== Input for this task ==

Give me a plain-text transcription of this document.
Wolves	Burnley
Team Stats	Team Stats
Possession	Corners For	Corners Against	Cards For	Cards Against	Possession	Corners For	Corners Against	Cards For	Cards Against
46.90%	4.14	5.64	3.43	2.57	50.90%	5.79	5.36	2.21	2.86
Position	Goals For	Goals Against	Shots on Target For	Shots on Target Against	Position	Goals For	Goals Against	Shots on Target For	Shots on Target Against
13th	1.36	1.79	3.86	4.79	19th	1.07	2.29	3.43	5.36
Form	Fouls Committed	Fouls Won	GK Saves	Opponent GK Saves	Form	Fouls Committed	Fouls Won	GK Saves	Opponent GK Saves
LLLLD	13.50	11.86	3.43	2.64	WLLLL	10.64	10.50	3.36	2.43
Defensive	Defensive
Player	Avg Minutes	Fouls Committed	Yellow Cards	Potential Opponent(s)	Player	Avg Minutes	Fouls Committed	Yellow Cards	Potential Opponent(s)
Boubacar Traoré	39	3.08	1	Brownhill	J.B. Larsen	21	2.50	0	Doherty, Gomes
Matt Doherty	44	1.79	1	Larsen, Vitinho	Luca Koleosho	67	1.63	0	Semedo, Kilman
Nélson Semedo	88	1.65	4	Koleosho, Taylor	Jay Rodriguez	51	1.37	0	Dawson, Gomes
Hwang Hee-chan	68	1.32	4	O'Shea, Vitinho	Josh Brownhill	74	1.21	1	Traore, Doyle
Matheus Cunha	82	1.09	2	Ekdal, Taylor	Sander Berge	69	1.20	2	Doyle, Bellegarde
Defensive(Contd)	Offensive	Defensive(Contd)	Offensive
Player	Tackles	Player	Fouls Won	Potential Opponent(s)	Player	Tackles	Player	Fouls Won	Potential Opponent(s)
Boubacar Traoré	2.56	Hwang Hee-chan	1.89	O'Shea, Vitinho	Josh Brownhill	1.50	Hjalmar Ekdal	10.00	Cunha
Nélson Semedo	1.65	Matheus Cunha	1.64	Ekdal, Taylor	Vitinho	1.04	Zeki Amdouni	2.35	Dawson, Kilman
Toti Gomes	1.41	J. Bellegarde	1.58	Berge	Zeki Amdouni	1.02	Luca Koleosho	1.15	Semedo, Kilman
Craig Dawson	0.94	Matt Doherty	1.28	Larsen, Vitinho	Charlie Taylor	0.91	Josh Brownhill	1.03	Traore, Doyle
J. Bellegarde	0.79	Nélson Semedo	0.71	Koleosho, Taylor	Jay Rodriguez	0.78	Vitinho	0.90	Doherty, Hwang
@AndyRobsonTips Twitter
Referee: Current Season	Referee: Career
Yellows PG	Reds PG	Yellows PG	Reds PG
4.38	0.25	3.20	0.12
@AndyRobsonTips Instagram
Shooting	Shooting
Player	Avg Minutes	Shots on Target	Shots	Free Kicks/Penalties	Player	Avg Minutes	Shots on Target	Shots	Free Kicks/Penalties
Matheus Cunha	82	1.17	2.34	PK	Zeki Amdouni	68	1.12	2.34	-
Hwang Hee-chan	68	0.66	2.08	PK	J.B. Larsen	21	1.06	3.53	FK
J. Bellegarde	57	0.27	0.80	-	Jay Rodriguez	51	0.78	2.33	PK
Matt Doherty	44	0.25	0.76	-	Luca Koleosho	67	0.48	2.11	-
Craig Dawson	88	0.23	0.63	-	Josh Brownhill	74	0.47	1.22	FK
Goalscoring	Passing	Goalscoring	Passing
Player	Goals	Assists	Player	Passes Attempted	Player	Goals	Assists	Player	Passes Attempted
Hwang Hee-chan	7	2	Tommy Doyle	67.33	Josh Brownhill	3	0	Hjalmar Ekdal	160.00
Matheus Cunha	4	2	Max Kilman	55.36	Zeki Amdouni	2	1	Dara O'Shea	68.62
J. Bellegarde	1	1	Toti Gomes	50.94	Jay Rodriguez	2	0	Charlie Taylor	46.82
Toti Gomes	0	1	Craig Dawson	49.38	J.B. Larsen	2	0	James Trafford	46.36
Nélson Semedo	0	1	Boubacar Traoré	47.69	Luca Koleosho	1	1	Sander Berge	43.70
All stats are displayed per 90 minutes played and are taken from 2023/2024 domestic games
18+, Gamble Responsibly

===

## What is asked
Copy each record from above exactly, and include every line.

## Reply to the exercise
Give me a plain-text transcription of this document.
Wolves	Burnley
Team Stats	Team Stats
Possession	Corners For	Corners Against	Cards For	Cards Against	Possession	Corners For	Corners Against	Cards For	Cards Against
46.90%	4.14	5.64	3.43	2.57	50.90%	5.79	5.36	2.21	2.86
Position	Goals For	Goals Against	Shots on Target For	Shots on Target Against	Position	Goals For	Goals Against	Shots on Target For	Shots on Target Against
13th	1.36	1.79	3.86	4.79	19th	1.07	2.29	3.43	5.36
Form	Fouls Committed	Fouls Won	GK Saves	Opponent GK Saves	Form	Fouls Committed	Fouls Won	GK Saves	Opponent GK Saves
LLLLD	13.50	11.86	3.43	2.64	WLLLL	10.64	10.50	3.36	2.43
Defensive	Defensive
Player	Avg Minutes	Fouls Committed	Yellow Cards	Potential Opponent(s)	Player	Avg Minutes	Fouls Committed	Yellow Cards	Potential Opponent(s)
Boubacar Traoré	39	3.08	1	Brownhill	J.B. Larsen	21	2.50	0	Doherty, Gomes
Matt Doherty	44	1.79	1	Larsen, Vitinho	Luca Koleosho	67	1.63	0	Semedo, Kilman
Nélson Semedo	88	1.65	4	Koleosho, Taylor	Jay Rodriguez	51	1.37	0	Dawson, Gomes
Hwang Hee-chan	68	1.32	4	O'Shea, Vitinho	Josh Brownhill	74	1.21	1	Traore, Doyle
Matheus Cunha	82	1.09	2	Ekdal, Taylor	Sander Berge	69	1.20	2	Doyle, Bellegarde
Defensive(Contd)	Offensive	Defensive(Contd)	Offensive
Player	Tackles	Player	Fouls Won	Potential Opponent(s)	Player	Tackles	Player	Fouls Won	Potential Opponent(s)
Boubacar Traoré	2.56	Hwang Hee-chan	1.89	O'Shea, Vitinho	Josh Brownhill	1.50	Hjalmar Ekdal	10.00	Cunha
Nélson Semedo	1.65	Matheus Cunha	1.64	Ekdal, Taylor	Vitinho	1.04	Zeki Amdouni	2.35	Dawson, Kilman
Toti Gomes	1.41	J. Bellegarde	1.58	Berge	Zeki Amdouni	1.02	Luca Koleosho	1.15	Semedo, Kilman
Craig Dawson	0.94	Matt Doherty	1.28	Larsen, Vitinho	Charlie Taylor	0.91	Josh Brownhill	1.03	Traore, Doyle
J. Bellegarde	0.79	Nélson Semedo	0.71	Koleosho, Taylor	Jay Rodriguez	0.78	Vitinho	0.90	Doherty, Hwang
@AndyRobsonTips Twitter
Referee: Current Season	Referee: Career
Yellows PG	Reds PG	Yellows PG	Reds PG
4.38	0.25	3.20	0.12
@AndyRobsonTips Instagram
Shooting	Shooting
Player	Avg Minutes	Shots on Target	Shots	Free Kicks/Penalties	Player	Avg Minutes	Shots on Target	Shots	Free Kicks/Penalties
Matheus Cunha	82	1.17	2.34	PK	Zeki Amdouni	68	1.12	2.34	-
Hwang Hee-chan	68	0.66	2.08	PK	J.B. Larsen	21	1.06	3.53	FK
J. Bellegarde	57	0.27	0.80	-	Jay Rodriguez	51	0.78	2.33	PK
Matt Doherty	44	0.25	0.76	-	Luca Koleosho	67	0.48	2.11	-
Craig Dawson	88	0.23	0.63	-	Josh Brownhill	74	0.47	1.22	FK
Goalscoring	Passing	Goalscoring	Passing
Player	Goals	Assists	Player	Passes Attempted	Player	Goals	Assists	Player	Passes Attempted
Hwang Hee-chan	7	2	Tommy Doyle	67.33	Josh Brownhill	3	0	Hjalmar Ekdal	160.00
Matheus Cunha	4	2	Max Kilman	55.36	Zeki Amdouni	2	1	Dara O'Shea	68.62
J. Bellegarde	1	1	Toti Gomes	50.94	Jay Rodriguez	2	0	Charlie Taylor	46.82
Toti Gomes	0	1	Craig Dawson	49.38	J.B. Larsen	2	0	James Trafford	46.36
Nélson Semedo	0	1	Boubacar Traoré	47.69	Luca Koleosho	1	1	Sander Berge	43.70
All stats are displayed per 90 minutes played and are taken from 2023/2024 domestic games
18+, Gamble Responsibly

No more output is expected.